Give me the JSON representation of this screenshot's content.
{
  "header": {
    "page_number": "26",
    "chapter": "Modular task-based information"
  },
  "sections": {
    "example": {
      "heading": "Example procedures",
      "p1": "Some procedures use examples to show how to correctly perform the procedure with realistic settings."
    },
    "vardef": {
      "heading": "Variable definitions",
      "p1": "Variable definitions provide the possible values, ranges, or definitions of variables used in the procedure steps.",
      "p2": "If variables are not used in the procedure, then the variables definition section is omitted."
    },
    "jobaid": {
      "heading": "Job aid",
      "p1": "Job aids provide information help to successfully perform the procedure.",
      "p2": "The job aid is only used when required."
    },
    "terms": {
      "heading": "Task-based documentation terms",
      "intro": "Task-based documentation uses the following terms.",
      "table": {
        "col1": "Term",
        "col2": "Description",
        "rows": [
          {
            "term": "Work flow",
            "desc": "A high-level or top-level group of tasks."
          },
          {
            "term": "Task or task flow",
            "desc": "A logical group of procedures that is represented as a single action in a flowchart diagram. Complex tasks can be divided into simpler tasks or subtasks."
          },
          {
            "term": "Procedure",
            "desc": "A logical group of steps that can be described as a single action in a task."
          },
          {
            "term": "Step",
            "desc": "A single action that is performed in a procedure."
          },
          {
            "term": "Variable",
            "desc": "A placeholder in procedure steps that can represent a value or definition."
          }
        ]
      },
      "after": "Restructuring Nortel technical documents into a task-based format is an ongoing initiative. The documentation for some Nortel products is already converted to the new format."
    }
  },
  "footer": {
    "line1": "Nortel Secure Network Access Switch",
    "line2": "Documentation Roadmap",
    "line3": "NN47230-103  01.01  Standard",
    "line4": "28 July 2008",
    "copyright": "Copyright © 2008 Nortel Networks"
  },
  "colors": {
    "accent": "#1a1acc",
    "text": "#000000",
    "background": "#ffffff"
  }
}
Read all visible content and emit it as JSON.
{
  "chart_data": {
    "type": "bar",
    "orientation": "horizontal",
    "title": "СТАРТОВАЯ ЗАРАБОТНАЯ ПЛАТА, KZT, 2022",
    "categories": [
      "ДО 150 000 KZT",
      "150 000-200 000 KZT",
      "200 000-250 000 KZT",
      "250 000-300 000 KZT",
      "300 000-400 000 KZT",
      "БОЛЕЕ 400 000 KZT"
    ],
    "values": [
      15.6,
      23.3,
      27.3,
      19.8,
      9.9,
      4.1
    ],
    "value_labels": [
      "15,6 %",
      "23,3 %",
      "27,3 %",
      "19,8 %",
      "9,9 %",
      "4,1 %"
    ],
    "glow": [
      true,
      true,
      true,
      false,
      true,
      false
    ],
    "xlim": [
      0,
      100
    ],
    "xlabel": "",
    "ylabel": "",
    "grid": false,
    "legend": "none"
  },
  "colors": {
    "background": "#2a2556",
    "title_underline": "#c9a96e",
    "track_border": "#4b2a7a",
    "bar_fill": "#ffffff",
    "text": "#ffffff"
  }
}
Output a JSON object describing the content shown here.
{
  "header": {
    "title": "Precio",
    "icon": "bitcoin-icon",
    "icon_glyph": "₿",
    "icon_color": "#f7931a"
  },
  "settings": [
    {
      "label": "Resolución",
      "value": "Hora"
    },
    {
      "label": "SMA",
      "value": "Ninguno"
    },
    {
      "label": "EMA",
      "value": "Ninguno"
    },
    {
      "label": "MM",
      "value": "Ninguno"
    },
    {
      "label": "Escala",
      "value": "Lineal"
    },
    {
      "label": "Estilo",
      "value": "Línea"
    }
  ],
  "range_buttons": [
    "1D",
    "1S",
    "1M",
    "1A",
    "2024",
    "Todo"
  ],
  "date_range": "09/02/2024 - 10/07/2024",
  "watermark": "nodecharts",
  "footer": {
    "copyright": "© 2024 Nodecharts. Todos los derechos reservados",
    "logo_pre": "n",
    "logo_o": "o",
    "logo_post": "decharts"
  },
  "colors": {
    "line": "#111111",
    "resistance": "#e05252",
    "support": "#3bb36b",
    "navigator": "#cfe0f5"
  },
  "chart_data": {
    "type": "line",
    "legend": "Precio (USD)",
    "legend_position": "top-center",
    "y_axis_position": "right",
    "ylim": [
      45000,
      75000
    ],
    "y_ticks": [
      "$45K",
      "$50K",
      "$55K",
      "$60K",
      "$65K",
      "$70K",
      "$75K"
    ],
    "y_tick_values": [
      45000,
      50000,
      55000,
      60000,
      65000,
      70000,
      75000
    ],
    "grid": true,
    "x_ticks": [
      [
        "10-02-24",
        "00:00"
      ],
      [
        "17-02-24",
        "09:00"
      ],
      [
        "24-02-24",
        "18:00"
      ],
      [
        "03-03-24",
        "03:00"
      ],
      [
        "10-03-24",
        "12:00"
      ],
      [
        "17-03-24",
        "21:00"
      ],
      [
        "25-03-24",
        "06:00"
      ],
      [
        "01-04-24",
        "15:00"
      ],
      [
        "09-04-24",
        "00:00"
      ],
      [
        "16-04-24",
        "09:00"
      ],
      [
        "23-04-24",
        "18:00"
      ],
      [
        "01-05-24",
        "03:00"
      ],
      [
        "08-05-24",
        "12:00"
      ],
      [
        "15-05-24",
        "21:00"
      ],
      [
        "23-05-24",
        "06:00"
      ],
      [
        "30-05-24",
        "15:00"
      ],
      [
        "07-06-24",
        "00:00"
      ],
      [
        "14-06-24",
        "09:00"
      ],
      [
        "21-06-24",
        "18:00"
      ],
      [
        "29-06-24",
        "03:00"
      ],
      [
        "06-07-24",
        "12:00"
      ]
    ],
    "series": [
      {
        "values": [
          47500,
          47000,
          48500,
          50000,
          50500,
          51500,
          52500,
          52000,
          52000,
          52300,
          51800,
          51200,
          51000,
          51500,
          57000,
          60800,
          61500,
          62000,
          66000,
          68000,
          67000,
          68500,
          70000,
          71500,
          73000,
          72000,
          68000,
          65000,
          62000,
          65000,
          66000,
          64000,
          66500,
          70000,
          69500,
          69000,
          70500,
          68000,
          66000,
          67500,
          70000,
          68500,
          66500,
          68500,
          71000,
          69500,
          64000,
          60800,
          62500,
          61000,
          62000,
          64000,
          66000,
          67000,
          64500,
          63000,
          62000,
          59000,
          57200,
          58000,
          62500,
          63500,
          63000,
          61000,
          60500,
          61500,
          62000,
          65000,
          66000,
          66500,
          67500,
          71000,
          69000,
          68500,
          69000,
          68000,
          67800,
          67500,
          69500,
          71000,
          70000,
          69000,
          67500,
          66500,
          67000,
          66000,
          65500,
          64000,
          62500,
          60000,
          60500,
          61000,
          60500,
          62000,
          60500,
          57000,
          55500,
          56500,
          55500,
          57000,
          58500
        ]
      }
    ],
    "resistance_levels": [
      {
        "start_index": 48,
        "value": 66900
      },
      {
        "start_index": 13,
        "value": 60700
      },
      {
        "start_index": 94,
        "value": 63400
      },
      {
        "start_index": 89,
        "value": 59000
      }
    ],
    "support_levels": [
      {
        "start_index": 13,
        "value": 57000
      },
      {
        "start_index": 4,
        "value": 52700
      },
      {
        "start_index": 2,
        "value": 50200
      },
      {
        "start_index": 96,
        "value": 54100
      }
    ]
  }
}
○ ○ ○ ○ ○
▶ _Directive_: Please return the data above exactly as given.

▶ _Output of the task_:
Give me the JSON representation of this screenshot's content.
{
  "header": {
    "page_number": "26",
    "chapter": "Modular task-based information"
  },
  "sections": {
    "example": {
      "heading": "Example procedures",
      "p1": "Some procedures use examples to show how to correctly perform the procedure with realistic settings."
    },
    "vardef": {
      "heading": "Variable definitions",
      "p1": "Variable definitions provide the possible values, ranges, or definitions of variables used in the procedure steps.",
      "p2": "If variables are not used in the procedure, then the variables definition section is omitted."
    },
    "jobaid": {
      "heading": "Job aid",
      "p1": "Job aids provide information help to successfully perform the procedure.",
      "p2": "The job aid is only used when required."
    },
    "terms": {
      "heading": "Task-based documentation terms",
      "intro": "Task-based documentation uses the following terms.",
      "table": {
        "col1": "Term",
        "col2": "Description",
        "rows": [
          {
            "term": "Work flow",
            "desc": "A high-level or top-level group of tasks."
          },
          {
            "term": "Task or task flow",
            "desc": "A logical group of procedures that is represented as a single action in a flowchart diagram. Complex tasks can be divided into simpler tasks or subtasks."
          },
          {
            "term": "Procedure",
            "desc": "A logical group of steps that can be described as a single action in a task."
          },
          {
            "term": "Step",
            "desc": "A single action that is performed in a procedure."
          },
          {
            "term": "Variable",
            "desc": "A placeholder in procedure steps that can represent a value or definition."
          }
        ]
      },
      "after": "Restructuring Nortel technical documents into a task-based format is an ongoing initiative. The documentation for some Nortel products is already converted to the new format."
    }
  },
  "footer": {
    "line1": "Nortel Secure Network Access Switch",
    "line2": "Documentation Roadmap",
    "line3": "NN47230-103  01.01  Standard",
    "line4": "28 July 2008",
    "copyright": "Copyright © 2008 Nortel Networks"
  },
  "colors": {
    "accent": "#1a1acc",
    "text": "#000000",
    "background": "#ffffff"
  }
}
Read all visible content and emit it as JSON.
{
  "chart_data": {
    "type": "bar",
    "orientation": "horizontal",
    "title": "СТАРТОВАЯ ЗАРАБОТНАЯ ПЛАТА, KZT, 2022",
    "categories": [
      "ДО 150 000 KZT",
      "150 000-200 000 KZT",
      "200 000-250 000 KZT",
      "250 000-300 000 KZT",
      "300 000-400 000 KZT",
      "БОЛЕЕ 400 000 KZT"
    ],
    "values": [
      15.6,
      23.3,
      27.3,
      19.8,
      9.9,
      4.1
    ],
    "value_labels": [
      "15,6 %",
      "23,3 %",
      "27,3 %",
      "19,8 %",
      "9,9 %",
      "4,1 %"
    ],
    "glow": [
      true,
      true,
      true,
      false,
      true,
      false
    ],
    "xlim": [
      0,
      100
    ],
    "xlabel": "",
    "ylabel": "",
    "grid": false,
    "legend": "none"
  },
  "colors": {
    "background": "#2a2556",
    "title_underline": "#c9a96e",
    "track_border": "#4b2a7a",
    "bar_fill": "#ffffff",
    "text": "#ffffff"
  }
}
Output a JSON object describing the content shown here.
{
  "header": {
    "title": "Precio",
    "icon": "bitcoin-icon",
    "icon_glyph": "₿",
    "icon_color": "#f7931a"
  },
  "settings": [
    {
      "label": "Resolución",
      "value": "Hora"
    },
    {
      "label": "SMA",
      "value": "Ninguno"
    },
    {
      "label": "EMA",
      "value": "Ninguno"
    },
    {
      "label": "MM",
      "value": "Ninguno"
    },
    {
      "label": "Escala",
      "value": "Lineal"
    },
    {
      "label": "Estilo",
      "value": "Línea"
    }
  ],
  "range_buttons": [
    "1D",
    "1S",
    "1M",
    "1A",
    "2024",
    "Todo"
  ],
  "date_range": "09/02/2024 - 10/07/2024",
  "watermark": "nodecharts",
  "footer": {
    "copyright": "© 2024 Nodecharts. Todos los derechos reservados",
    "logo_pre": "n",
    "logo_o": "o",
    "logo_post": "decharts"
  },
  "colors": {
    "line": "#111111",
    "resistance": "#e05252",
    "support": "#3bb36b",
    "navigator": "#cfe0f5"
  },
  "chart_data": {
    "type": "line",
    "legend": "Precio (USD)",
    "legend_position": "top-center",
    "y_axis_position": "right",
    "ylim": [
      45000,
      75000
    ],
    "y_ticks": [
      "$45K",
      "$50K",
      "$55K",
      "$60K",
      "$65K",
      "$70K",
      "$75K"
    ],
    "y_tick_values": [
      45000,
      50000,
      55000,
      60000,
      65000,
      70000,
      75000
    ],
    "grid": true,
    "x_ticks": [
      [
        "10-02-24",
        "00:00"
      ],
      [
        "17-02-24",
        "09:00"
      ],
      [
        "24-02-24",
        "18:00"
      ],
      [
        "03-03-24",
        "03:00"
      ],
      [
        "10-03-24",
        "12:00"
      ],
      [
        "17-03-24",
        "21:00"
      ],
      [
        "25-03-24",
        "06:00"
      ],
      [
        "01-04-24",
        "15:00"
      ],
      [
        "09-04-24",
        "00:00"
      ],
      [
        "16-04-24",
        "09:00"
      ],
      [
        "23-04-24",
        "18:00"
      ],
      [
        "01-05-24",
        "03:00"
      ],
      [
        "08-05-24",
        "12:00"
      ],
      [
        "15-05-24",
        "21:00"
      ],
      [
        "23-05-24",
        "06:00"
      ],
      [
        "30-05-24",
        "15:00"
      ],
      [
        "07-06-24",
        "00:00"
      ],
      [
        "14-06-24",
        "09:00"
      ],
      [
        "21-06-24",
        "18:00"
      ],
      [
        "29-06-24",
        "03:00"
      ],
      [
        "06-07-24",
        "12:00"
      ]
    ],
    "series": [
      {
        "values": [
          47500,
          47000,
          48500,
          50000,
          50500,
          51500,
          52500,
          52000,
          52000,
          52300,
          51800,
          51200,
          51000,
          51500,
          57000,
          60800,
          61500,
          62000,
          66000,
          68000,
          67000,
          68500,
          70000,
          71500,
          73000,
          72000,
          68000,
          65000,
          62000,
          65000,
          66000,
          64000,
          66500,
          70000,
          69500,
          69000,
          70500,
          68000,
          66000,
          67500,
          70000,
          68500,
          66500,
          68500,
          71000,
          69500,
          64000,
          60800,
          62500,
          61000,
          62000,
          64000,
          66000,
          67000,
          64500,
          63000,
          62000,
          59000,
          57200,
          58000,
          62500,
          63500,
          63000,
          61000,
          60500,
          61500,
          62000,
          65000,
          66000,
          66500,
          67500,
          71000,
          69000,
          68500,
          69000,
          68000,
          67800,
          67500,
          69500,
          71000,
          70000,
          69000,
          67500,
          66500,
          67000,
          66000,
          65500,
          64000,
          62500,
          60000,
          60500,
          61000,
          60500,
          62000,
          60500,
          57000,
          55500,
          56500,
          55500,
          57000,
          58500
        ]
      }
    ],
    "resistance_levels": [
      {
        "start_index": 48,
        "value": 66900
      },
      {
        "start_index": 13,
        "value": 60700
      },
      {
        "start_index": 94,
        "value": 63400
      },
      {
        "start_index": 89,
        "value": 59000
      }
    ],
    "support_levels": [
      {
        "start_index": 13,
        "value": 57000
      },
      {
        "start_index": 4,
        "value": 52700
      },
      {
        "start_index": 2,
        "value": 50200
      },
      {
        "start_index": 96,
        "value": 54100
      }
    ]
  }
}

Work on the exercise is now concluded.